▶ [Written exercise] Copy out all lines where "Items" appears.

▶ [Material supplied]
-------------------------
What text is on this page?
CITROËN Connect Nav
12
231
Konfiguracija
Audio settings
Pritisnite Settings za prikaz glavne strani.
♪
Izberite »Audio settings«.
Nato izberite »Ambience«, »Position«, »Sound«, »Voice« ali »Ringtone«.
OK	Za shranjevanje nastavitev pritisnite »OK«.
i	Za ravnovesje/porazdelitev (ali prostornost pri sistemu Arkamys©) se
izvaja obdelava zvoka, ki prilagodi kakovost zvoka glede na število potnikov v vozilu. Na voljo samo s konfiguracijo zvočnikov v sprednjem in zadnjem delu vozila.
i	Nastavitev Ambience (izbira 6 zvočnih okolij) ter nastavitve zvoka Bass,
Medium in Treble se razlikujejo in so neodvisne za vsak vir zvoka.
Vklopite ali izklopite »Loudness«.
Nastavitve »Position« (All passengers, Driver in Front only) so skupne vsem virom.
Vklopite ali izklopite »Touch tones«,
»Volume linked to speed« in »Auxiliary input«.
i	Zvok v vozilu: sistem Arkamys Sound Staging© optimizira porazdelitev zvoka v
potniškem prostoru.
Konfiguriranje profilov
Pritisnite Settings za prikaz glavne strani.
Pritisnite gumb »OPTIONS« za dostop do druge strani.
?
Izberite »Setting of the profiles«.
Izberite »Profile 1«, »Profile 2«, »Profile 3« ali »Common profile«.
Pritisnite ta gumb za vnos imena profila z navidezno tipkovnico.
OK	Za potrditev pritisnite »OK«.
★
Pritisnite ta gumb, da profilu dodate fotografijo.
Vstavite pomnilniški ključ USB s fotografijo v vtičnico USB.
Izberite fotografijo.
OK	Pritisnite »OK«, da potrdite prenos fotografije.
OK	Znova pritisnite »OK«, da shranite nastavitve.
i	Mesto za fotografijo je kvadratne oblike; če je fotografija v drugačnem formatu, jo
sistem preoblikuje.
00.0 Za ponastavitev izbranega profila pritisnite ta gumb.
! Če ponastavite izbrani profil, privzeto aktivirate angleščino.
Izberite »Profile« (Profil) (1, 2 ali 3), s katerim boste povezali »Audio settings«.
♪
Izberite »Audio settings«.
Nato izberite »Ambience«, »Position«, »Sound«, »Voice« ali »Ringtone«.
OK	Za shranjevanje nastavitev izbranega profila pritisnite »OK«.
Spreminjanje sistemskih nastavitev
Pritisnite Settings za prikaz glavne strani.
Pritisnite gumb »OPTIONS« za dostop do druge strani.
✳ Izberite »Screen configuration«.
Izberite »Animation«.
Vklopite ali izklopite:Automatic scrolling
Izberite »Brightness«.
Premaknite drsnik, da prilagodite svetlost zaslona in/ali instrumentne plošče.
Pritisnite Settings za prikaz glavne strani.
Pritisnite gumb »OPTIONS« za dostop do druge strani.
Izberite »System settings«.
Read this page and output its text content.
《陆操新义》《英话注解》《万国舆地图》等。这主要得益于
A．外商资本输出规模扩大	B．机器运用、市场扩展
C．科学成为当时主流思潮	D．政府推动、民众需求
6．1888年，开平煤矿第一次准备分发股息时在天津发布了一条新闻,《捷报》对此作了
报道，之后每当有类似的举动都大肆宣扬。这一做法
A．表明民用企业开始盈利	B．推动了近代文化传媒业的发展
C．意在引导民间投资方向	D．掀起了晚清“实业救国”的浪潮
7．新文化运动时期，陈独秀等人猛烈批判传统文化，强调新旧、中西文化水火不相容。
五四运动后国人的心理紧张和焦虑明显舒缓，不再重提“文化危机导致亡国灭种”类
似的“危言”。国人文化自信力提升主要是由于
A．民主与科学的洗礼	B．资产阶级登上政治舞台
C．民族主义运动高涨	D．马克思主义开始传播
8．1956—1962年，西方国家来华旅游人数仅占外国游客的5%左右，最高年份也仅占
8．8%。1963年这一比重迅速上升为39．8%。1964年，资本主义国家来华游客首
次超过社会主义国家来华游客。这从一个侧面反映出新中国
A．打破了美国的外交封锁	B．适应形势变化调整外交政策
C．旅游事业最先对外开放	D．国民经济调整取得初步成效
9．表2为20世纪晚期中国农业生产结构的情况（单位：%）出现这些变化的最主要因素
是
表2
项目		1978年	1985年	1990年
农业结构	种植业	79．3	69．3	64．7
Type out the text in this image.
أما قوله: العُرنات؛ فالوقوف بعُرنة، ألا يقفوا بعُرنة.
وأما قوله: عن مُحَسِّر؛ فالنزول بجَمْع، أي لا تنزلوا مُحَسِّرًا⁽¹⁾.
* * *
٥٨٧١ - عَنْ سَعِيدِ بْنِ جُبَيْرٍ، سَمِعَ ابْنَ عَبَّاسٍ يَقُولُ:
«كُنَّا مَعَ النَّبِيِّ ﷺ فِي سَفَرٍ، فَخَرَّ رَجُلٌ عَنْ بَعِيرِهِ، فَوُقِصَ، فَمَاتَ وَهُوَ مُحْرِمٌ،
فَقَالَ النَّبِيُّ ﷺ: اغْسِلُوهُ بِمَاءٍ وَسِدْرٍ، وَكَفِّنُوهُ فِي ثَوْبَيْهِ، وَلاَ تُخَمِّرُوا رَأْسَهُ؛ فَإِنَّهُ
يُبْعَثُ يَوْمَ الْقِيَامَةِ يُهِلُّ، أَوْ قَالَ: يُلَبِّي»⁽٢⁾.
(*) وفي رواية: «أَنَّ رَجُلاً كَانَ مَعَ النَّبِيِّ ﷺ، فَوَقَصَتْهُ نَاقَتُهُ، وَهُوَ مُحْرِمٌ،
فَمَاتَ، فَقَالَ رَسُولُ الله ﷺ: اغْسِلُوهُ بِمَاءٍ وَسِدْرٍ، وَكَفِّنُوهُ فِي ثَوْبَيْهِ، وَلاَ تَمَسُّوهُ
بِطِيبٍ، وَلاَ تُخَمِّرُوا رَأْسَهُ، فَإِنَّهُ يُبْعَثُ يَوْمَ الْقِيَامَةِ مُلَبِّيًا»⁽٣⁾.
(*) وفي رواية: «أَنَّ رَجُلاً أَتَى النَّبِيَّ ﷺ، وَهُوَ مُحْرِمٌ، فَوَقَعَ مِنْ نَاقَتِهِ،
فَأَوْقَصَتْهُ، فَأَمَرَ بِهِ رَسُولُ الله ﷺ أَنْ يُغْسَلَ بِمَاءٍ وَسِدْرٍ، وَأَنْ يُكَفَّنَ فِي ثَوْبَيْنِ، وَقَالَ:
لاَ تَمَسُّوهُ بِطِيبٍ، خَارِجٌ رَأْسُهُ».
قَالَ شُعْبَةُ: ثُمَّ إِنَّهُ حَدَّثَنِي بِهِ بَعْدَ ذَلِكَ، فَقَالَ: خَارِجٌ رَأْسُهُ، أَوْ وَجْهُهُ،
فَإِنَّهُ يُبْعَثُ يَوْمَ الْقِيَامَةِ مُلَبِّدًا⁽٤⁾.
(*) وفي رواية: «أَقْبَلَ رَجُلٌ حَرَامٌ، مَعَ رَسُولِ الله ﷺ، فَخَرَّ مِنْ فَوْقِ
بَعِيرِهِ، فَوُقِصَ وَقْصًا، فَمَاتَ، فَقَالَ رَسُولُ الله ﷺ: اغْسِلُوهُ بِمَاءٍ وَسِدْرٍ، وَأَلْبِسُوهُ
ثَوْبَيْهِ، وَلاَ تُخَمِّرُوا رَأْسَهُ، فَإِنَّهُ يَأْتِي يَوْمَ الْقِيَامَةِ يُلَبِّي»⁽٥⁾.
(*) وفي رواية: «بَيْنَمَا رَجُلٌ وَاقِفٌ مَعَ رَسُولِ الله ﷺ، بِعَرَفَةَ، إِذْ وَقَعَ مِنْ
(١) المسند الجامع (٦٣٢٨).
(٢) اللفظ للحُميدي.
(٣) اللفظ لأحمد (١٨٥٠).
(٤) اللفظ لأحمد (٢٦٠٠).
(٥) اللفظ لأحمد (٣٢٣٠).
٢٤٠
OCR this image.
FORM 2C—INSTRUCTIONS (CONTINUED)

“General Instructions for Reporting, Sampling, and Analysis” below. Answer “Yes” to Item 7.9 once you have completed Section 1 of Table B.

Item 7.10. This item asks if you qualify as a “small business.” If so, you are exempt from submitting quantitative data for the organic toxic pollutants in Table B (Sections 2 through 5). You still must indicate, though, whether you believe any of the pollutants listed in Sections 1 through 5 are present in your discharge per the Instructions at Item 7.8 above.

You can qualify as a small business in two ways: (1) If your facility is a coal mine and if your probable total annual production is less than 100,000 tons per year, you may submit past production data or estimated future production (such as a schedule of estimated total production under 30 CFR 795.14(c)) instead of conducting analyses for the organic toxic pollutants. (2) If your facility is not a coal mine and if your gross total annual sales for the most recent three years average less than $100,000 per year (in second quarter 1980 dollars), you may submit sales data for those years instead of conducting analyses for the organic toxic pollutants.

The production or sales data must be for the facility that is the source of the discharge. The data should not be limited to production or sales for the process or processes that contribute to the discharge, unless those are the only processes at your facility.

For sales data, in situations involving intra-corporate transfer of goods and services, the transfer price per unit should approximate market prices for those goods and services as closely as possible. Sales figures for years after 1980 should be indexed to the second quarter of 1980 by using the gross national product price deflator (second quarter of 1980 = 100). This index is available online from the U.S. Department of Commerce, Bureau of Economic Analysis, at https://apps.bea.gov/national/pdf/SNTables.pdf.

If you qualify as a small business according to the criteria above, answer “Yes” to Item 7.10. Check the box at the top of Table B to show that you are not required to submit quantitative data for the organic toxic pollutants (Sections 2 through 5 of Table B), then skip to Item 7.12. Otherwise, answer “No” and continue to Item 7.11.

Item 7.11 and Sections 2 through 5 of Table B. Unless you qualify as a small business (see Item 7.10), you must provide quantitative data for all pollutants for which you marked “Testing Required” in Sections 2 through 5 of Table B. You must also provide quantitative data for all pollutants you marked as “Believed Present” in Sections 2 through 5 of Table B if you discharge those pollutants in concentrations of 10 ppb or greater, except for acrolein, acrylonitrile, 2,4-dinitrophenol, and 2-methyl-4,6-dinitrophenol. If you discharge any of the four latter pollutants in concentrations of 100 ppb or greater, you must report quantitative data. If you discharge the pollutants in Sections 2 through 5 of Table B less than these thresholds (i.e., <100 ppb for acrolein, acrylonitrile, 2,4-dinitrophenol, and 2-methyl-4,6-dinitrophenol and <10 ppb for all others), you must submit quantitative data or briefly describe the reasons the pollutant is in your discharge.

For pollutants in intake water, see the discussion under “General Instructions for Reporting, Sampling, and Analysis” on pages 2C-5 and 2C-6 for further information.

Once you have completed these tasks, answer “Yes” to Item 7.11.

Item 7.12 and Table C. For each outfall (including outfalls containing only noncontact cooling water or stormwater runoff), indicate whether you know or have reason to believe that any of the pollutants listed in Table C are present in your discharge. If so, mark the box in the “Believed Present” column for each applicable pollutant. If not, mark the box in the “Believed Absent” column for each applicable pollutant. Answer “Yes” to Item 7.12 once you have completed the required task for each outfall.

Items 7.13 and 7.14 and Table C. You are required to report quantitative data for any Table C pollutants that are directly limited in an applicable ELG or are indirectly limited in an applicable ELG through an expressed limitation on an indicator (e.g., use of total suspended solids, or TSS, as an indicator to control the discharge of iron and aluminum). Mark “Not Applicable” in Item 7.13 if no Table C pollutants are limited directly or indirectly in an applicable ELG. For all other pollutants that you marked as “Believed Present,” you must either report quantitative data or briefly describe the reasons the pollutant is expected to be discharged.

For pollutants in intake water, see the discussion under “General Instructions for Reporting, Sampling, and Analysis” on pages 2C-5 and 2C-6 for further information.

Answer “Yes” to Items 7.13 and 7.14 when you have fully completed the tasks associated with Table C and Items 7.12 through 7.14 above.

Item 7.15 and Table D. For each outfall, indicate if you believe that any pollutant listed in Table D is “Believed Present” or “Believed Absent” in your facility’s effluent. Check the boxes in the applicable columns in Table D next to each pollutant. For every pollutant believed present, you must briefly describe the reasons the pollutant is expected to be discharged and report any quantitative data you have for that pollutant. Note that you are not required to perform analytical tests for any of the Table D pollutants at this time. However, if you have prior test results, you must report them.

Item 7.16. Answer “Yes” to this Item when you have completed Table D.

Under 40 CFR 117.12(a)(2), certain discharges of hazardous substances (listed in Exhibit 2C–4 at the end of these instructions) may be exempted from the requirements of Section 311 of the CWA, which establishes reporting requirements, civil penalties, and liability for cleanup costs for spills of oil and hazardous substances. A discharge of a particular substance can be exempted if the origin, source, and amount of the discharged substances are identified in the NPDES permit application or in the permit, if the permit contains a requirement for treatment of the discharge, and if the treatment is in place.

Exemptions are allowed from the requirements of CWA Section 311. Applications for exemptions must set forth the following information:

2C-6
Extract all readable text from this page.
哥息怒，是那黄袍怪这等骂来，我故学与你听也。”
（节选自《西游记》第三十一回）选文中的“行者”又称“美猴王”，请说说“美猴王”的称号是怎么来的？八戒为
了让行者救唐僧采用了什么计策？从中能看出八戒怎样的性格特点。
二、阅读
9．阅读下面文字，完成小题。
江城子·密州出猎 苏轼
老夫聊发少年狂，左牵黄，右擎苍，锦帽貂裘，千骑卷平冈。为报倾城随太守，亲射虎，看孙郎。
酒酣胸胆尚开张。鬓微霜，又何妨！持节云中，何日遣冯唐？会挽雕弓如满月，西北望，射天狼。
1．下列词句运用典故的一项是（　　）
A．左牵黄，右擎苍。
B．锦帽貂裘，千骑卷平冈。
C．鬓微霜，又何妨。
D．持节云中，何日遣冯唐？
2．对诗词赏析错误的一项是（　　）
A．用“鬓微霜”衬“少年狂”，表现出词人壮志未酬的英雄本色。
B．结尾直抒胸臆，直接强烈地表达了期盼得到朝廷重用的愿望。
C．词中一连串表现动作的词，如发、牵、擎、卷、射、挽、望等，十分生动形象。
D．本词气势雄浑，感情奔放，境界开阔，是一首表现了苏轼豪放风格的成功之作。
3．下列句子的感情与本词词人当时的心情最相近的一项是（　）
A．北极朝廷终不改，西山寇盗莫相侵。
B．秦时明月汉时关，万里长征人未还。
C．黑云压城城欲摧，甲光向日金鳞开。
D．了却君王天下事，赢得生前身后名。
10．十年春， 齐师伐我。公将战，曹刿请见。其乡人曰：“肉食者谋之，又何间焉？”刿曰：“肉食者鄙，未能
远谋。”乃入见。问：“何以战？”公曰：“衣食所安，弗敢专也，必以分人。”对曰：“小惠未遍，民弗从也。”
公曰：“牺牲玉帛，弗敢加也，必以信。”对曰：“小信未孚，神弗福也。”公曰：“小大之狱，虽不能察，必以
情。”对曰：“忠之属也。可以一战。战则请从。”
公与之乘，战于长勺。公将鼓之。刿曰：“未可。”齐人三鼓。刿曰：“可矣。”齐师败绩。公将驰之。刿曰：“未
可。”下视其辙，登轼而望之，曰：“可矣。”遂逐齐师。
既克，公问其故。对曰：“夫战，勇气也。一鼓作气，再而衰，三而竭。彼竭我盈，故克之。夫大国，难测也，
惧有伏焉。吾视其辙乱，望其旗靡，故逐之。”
-------------------------
▶ [Written solution]
Items 7.13 and 7.14 and Table C. You are required to report quantitative data for any Table C pollutants that are directly limited in an applicable ELG or are indirectly limited in an applicable ELG through an expressed limitation on an indicator (e.g., use of total suspended solids, or TSS, as an indicator to control the discharge of iron and aluminum). Mark “Not Applicable” in Item 7.13 if no Table C pollutants are limited directly or indirectly in an applicable ELG. For all other pollutants that you marked as “Believed Present,” you must either report quantitative data or briefly describe the reasons the pollutant is expected to be discharged.
Answer “Yes” to Items 7.13 and 7.14 when you have fully completed the tasks associated with Table C and Items 7.12 through 7.14 above.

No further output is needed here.